╭─ DATASET ROWS

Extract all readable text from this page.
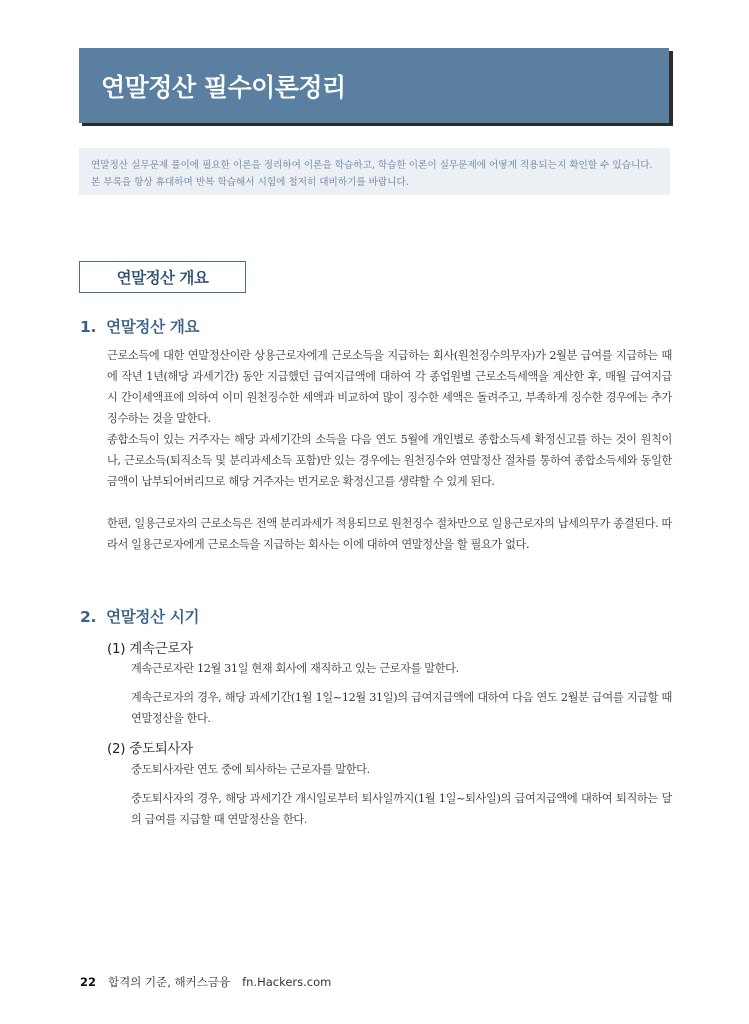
연말정산 필수이론정리
연말정산 실무문제 풀이에 필요한 이론을 정리하여 이론을 학습하고, 학습한 이론이 실무문제에 어떻게 적용되는지 확인할 수 있습니다. 본 부록을 항상 휴대하며 반복 학습해서 시험에 철저히 대비하기를 바랍니다.
연말정산 개요
1. 연말정산 개요
근로소득에 대한 연말정산이란 상용근로자에게 근로소득을 지급하는 회사(원천징수의무자)가 2월분 급여를 지급하는 때에 작년 1년(해당 과세기간) 동안 지급했던 급여지급액에 대하여 각 종업원별 근로소득세액을 계산한 후, 매월 급여지급 시 간이세액표에 의하여 이미 원천징수한 세액과 비교하여 많이 징수한 세액은 돌려주고, 부족하게 징수한 경우에는 추가징수하는 것을 말한다.
종합소득이 있는 거주자는 해당 과세기간의 소득을 다음 연도 5월에 개인별로 종합소득세 확정신고를 하는 것이 원칙이나, 근로소득(퇴직소득 및 분리과세소득 포함)만 있는 경우에는 원천징수와 연말정산 절차를 통하여 종합소득세와 동일한 금액이 납부되어버리므로 해당 거주자는 번거로운 확정신고를 생략할 수 있게 된다.
한편, 일용근로자의 근로소득은 전액 분리과세가 적용되므로 원천징수 절차만으로 일용근로자의 납세의무가 종결된다. 따라서 일용근로자에게 근로소득을 지급하는 회사는 이에 대하여 연말정산을 할 필요가 없다.
2. 연말정산 시기
(1) 계속근로자
계속근로자란 12월 31일 현재 회사에 재직하고 있는 근로자를 말한다.
계속근로자의 경우, 해당 과세기간(1월 1일~12월 31일)의 급여지급액에 대하여 다음 연도 2월분 급여를 지급할 때 연말정산을 한다.
(2) 중도퇴사자
중도퇴사자란 연도 중에 퇴사하는 근로자를 말한다.
중도퇴사자의 경우, 해당 과세기간 개시일로부터 퇴사일까지(1월 1일~퇴사일)의 급여지급액에 대하여 퇴직하는 달의 급여를 지급할 때 연말정산을 한다.
22 합격의 기준, 해커스금융 fn.Hackers.com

╰─

THE REQUEST: Please transcribe the material above exactly as written. Leave the pictures out.

TASK OUTPUT:
Extract all readable text from this page.
연말정산 필수이론정리
연말정산 실무문제 풀이에 필요한 이론을 정리하여 이론을 학습하고, 학습한 이론이 실무문제에 어떻게 적용되는지 확인할 수 있습니다. 본 부록을 항상 휴대하며 반복 학습해서 시험에 철저히 대비하기를 바랍니다.
연말정산 개요
1. 연말정산 개요
근로소득에 대한 연말정산이란 상용근로자에게 근로소득을 지급하는 회사(원천징수의무자)가 2월분 급여를 지급하는 때에 작년 1년(해당 과세기간) 동안 지급했던 급여지급액에 대하여 각 종업원별 근로소득세액을 계산한 후, 매월 급여지급 시 간이세액표에 의하여 이미 원천징수한 세액과 비교하여 많이 징수한 세액은 돌려주고, 부족하게 징수한 경우에는 추가징수하는 것을 말한다.
종합소득이 있는 거주자는 해당 과세기간의 소득을 다음 연도 5월에 개인별로 종합소득세 확정신고를 하는 것이 원칙이나, 근로소득(퇴직소득 및 분리과세소득 포함)만 있는 경우에는 원천징수와 연말정산 절차를 통하여 종합소득세와 동일한 금액이 납부되어버리므로 해당 거주자는 번거로운 확정신고를 생략할 수 있게 된다.
한편, 일용근로자의 근로소득은 전액 분리과세가 적용되므로 원천징수 절차만으로 일용근로자의 납세의무가 종결된다. 따라서 일용근로자에게 근로소득을 지급하는 회사는 이에 대하여 연말정산을 할 필요가 없다.
2. 연말정산 시기
(1) 계속근로자
계속근로자란 12월 31일 현재 회사에 재직하고 있는 근로자를 말한다.
계속근로자의 경우, 해당 과세기간(1월 1일~12월 31일)의 급여지급액에 대하여 다음 연도 2월분 급여를 지급할 때 연말정산을 한다.
(2) 중도퇴사자
중도퇴사자란 연도 중에 퇴사하는 근로자를 말한다.
중도퇴사자의 경우, 해당 과세기간 개시일로부터 퇴사일까지(1월 1일~퇴사일)의 급여지급액에 대하여 퇴직하는 달의 급여를 지급할 때 연말정산을 한다.
22 합격의 기준, 해커스금융 fn.Hackers.com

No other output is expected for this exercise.